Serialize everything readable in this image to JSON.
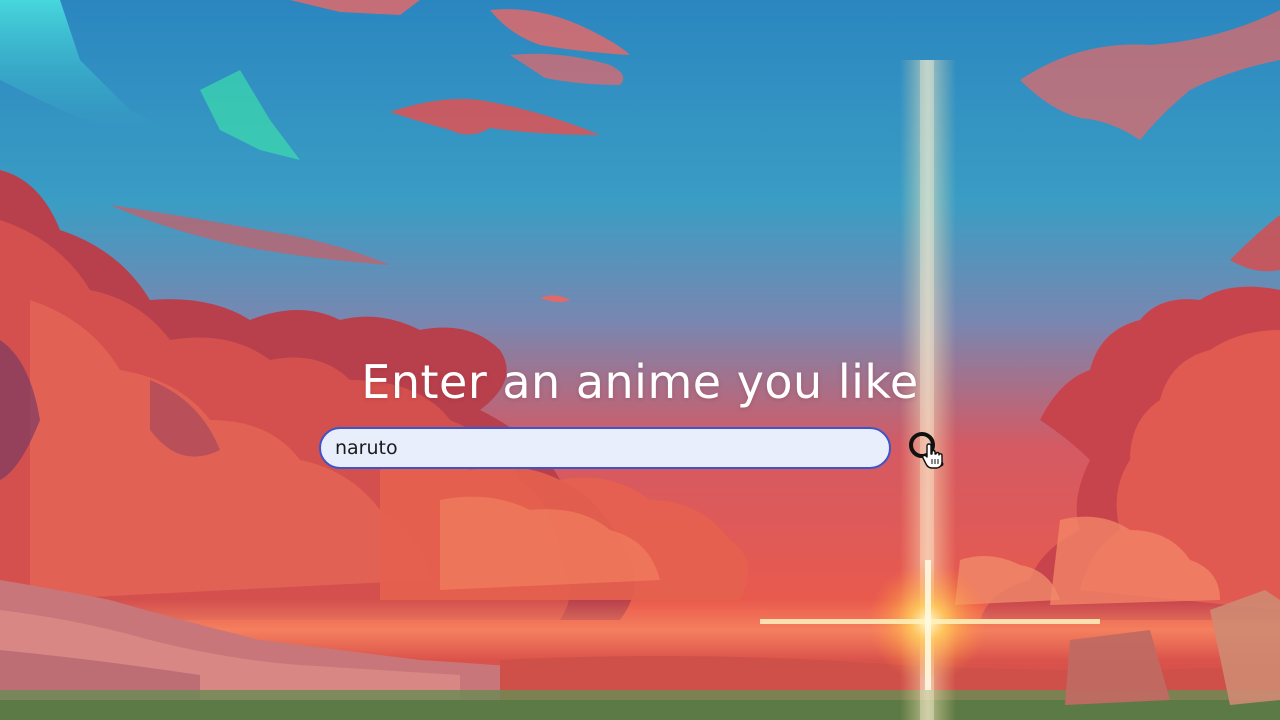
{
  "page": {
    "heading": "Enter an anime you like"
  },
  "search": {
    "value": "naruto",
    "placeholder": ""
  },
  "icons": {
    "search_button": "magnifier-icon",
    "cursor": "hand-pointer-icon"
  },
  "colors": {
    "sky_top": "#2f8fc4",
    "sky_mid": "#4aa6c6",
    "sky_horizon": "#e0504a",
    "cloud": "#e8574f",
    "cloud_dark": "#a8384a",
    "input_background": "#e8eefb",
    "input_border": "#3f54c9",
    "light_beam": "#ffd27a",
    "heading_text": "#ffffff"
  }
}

- - -

• **Written task**
All of the records need repeating exactly, except for the pictures.

• **Full output**
Serialize everything readable in this image to JSON.
{
  "page": {
    "heading": "Enter an anime you like"
  },
  "search": {
    "value": "naruto",
    "placeholder": ""
  },
  "icons": {
    "search_button": "magnifier-icon",
    "cursor": "hand-pointer-icon"
  },
  "colors": {
    "sky_top": "#2f8fc4",
    "sky_mid": "#4aa6c6",
    "sky_horizon": "#e0504a",
    "cloud": "#e8574f",
    "cloud_dark": "#a8384a",
    "input_background": "#e8eefb",
    "input_border": "#3f54c9",
    "light_beam": "#ffd27a",
    "heading_text": "#ffffff"
  }
}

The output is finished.